* [Task requirements]
Review the material line by line. Identify and copy every line that contains the string "then".

* [Source material]
——

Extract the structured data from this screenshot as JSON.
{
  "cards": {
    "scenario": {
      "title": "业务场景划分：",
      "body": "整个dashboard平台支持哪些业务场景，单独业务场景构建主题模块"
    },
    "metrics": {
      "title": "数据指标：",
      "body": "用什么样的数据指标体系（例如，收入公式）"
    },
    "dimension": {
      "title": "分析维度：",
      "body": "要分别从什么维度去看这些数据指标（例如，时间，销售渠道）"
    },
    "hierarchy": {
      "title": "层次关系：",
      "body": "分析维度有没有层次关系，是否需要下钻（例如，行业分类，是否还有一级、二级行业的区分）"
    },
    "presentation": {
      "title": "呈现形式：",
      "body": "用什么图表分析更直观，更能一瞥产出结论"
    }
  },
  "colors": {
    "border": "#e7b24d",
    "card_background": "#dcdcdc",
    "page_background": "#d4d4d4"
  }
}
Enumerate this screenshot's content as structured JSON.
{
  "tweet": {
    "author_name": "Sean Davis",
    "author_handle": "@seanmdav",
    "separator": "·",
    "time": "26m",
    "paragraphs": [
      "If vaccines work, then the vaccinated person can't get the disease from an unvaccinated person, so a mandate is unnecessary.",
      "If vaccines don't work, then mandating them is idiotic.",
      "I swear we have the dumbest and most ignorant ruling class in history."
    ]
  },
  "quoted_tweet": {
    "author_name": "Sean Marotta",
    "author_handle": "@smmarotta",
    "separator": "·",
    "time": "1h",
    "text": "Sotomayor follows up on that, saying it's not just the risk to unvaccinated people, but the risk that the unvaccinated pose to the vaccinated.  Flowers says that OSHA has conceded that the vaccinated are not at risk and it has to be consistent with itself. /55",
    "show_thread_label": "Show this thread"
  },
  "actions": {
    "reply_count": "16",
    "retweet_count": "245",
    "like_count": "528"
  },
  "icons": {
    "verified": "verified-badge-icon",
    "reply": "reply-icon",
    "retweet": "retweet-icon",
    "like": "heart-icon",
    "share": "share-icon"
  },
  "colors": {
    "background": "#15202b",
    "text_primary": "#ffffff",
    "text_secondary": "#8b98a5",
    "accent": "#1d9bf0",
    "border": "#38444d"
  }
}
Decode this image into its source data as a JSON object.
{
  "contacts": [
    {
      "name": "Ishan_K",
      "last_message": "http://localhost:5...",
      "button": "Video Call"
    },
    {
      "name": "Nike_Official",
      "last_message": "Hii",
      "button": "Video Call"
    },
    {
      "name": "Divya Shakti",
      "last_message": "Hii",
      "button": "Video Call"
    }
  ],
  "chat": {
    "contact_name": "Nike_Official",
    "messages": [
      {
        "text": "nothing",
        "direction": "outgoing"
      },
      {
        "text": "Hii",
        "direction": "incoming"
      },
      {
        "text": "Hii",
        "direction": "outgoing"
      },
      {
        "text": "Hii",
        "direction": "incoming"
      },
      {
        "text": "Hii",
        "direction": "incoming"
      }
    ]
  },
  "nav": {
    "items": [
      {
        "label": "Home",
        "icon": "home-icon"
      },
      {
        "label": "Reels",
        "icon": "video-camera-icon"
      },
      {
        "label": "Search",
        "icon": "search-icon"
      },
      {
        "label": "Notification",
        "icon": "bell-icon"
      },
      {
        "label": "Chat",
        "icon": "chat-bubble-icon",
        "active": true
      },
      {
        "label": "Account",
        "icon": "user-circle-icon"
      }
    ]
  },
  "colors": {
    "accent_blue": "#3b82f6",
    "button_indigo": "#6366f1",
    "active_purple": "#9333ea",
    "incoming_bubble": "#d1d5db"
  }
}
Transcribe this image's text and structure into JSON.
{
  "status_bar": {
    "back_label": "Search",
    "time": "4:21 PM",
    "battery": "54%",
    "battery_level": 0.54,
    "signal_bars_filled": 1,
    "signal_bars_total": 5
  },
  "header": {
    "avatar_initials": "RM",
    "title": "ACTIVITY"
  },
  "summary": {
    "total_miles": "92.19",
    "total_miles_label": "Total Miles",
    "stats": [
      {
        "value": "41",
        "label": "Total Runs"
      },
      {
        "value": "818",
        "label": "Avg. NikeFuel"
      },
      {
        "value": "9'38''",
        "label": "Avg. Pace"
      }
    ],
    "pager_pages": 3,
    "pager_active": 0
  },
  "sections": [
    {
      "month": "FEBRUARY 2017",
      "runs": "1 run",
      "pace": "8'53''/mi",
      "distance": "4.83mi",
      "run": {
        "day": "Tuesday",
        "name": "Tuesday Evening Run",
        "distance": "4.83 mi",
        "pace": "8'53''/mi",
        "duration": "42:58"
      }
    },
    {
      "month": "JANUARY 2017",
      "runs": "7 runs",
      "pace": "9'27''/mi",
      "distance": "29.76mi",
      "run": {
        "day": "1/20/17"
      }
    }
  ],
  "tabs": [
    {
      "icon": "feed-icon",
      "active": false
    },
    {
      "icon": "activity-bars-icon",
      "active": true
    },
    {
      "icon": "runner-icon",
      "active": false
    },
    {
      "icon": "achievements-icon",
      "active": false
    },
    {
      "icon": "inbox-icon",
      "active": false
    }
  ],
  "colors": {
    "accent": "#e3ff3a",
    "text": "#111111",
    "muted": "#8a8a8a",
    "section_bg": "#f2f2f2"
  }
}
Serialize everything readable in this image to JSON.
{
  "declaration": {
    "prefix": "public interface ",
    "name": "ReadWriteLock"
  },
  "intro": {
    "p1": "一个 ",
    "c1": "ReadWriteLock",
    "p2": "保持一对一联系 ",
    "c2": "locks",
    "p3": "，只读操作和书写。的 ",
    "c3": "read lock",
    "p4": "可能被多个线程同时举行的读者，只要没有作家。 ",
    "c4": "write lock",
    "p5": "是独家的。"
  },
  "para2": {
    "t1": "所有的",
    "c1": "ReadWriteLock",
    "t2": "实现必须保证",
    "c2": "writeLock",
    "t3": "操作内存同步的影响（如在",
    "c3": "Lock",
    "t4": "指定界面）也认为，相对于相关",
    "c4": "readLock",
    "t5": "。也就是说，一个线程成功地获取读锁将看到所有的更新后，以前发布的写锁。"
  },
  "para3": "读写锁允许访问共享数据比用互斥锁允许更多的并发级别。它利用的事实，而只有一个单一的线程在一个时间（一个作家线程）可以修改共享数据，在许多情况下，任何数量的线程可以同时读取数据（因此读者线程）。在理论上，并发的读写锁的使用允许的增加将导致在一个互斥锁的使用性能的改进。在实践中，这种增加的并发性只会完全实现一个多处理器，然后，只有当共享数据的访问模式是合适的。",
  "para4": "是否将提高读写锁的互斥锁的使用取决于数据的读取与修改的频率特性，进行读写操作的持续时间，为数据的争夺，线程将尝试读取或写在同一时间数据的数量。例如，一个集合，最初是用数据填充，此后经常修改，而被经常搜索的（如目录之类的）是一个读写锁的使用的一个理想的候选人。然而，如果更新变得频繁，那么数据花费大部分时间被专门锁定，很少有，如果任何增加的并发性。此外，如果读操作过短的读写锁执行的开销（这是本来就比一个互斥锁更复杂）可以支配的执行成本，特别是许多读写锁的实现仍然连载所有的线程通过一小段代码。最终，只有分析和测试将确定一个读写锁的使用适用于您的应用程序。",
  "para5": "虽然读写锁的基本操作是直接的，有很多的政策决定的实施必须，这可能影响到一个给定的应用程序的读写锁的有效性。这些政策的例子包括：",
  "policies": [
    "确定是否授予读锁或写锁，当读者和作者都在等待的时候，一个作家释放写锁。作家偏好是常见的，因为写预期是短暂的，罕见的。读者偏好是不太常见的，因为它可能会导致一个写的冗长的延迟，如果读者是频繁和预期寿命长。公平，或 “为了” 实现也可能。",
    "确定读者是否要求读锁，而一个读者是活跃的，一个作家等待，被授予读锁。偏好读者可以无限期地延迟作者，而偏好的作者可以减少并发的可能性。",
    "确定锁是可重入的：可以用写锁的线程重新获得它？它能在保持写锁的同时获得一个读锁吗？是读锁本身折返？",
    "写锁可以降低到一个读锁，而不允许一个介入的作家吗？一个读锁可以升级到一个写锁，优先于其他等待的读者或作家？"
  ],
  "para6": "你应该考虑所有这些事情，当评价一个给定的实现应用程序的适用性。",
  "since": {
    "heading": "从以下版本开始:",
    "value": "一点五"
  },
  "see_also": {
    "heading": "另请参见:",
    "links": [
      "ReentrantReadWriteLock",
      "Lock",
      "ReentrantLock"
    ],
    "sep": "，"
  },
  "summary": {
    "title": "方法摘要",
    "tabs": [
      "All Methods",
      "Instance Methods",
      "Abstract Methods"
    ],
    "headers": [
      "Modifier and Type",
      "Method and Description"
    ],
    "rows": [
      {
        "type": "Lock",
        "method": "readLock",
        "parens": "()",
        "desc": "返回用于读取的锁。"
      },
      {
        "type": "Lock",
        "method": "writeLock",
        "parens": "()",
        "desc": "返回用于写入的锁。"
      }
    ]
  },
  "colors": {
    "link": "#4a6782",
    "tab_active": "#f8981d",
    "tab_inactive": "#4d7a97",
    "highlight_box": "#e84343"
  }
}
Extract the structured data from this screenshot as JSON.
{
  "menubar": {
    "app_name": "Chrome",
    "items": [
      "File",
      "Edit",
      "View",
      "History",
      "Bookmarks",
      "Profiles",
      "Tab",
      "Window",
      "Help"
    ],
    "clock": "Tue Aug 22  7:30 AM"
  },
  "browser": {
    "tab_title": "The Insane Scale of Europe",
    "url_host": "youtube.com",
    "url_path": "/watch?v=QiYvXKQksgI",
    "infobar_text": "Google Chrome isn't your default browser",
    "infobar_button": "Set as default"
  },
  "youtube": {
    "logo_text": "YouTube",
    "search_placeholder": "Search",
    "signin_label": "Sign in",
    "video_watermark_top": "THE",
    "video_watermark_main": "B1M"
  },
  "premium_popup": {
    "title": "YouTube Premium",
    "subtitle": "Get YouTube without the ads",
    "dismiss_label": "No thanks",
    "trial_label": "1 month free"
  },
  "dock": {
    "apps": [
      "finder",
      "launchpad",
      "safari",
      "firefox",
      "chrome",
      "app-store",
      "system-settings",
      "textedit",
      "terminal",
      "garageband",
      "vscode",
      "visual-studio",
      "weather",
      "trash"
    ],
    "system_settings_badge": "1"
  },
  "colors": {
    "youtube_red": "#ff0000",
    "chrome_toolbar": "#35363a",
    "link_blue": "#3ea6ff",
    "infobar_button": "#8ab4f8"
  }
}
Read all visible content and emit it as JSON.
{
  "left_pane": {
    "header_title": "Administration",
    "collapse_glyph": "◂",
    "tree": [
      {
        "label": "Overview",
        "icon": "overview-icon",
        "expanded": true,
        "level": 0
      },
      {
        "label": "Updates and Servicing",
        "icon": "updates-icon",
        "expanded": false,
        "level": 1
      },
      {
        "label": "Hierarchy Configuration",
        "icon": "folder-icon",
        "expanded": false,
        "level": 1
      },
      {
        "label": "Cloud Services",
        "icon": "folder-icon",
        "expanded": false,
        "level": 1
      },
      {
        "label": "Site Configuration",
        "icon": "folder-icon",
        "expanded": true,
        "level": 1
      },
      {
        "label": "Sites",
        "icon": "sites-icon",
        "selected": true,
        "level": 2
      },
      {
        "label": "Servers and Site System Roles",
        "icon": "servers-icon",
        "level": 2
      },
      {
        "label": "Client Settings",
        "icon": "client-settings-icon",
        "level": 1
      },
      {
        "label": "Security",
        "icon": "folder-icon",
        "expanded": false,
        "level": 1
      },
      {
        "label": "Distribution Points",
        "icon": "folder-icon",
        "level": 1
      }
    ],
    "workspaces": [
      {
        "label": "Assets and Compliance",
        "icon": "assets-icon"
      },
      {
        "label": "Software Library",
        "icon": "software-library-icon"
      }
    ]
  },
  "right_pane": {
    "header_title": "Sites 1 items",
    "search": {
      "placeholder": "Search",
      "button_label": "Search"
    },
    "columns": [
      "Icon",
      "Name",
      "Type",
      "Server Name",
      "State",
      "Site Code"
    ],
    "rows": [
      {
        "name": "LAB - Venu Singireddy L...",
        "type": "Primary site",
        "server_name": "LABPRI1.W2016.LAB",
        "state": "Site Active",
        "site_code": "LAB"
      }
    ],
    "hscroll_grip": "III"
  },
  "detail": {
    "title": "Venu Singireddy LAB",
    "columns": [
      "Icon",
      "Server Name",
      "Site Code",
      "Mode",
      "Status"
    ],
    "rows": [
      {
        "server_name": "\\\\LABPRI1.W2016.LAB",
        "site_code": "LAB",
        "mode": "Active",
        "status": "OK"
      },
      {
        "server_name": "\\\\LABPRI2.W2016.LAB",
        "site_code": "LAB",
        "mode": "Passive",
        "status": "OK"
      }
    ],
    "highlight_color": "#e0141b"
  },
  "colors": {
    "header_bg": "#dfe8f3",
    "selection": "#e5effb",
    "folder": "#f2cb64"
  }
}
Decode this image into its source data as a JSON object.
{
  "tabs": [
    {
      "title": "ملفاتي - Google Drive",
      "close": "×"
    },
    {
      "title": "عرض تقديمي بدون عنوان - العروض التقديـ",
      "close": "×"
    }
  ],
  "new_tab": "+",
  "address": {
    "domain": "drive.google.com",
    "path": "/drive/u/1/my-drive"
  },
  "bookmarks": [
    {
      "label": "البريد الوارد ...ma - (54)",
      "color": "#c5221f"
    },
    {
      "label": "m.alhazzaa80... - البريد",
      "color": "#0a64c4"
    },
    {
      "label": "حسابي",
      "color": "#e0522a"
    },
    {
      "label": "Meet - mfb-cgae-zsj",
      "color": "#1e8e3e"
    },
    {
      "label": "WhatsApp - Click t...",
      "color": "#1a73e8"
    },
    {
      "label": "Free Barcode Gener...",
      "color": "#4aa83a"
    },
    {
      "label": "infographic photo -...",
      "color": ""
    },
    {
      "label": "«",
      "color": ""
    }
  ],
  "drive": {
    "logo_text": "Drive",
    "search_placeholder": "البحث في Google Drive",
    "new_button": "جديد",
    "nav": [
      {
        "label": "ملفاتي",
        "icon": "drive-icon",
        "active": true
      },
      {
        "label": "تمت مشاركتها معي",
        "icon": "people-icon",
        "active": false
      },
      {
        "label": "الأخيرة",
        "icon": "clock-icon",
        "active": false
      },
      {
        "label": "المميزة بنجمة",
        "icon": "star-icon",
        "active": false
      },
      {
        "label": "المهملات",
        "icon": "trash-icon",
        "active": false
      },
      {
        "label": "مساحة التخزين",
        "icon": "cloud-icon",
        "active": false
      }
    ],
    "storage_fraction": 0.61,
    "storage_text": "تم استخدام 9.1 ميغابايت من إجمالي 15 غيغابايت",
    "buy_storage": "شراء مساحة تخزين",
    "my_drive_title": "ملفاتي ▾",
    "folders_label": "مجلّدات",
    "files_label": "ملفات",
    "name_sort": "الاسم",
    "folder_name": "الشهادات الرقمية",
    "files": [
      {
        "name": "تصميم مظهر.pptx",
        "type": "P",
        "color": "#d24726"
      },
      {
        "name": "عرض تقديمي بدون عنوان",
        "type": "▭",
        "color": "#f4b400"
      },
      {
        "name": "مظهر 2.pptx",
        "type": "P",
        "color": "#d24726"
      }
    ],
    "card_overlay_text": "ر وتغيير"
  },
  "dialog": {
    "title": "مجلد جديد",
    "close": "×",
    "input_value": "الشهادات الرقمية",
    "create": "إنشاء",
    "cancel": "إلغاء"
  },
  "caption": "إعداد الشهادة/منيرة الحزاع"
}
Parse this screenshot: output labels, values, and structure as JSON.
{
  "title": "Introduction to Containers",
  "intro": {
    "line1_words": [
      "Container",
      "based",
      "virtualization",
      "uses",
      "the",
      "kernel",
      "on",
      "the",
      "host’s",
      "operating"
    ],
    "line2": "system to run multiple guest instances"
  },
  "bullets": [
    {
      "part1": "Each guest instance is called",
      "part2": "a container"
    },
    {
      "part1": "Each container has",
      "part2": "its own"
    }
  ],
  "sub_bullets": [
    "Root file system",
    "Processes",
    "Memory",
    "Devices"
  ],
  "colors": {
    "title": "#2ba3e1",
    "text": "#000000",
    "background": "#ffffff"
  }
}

——

* [Exercise output]
      "If vaccines work, then the vaccinated person can't get the disease from an unvaccinated person, so a mandate is unnecessary.",
      "If vaccines don't work, then mandating them is idiotic.",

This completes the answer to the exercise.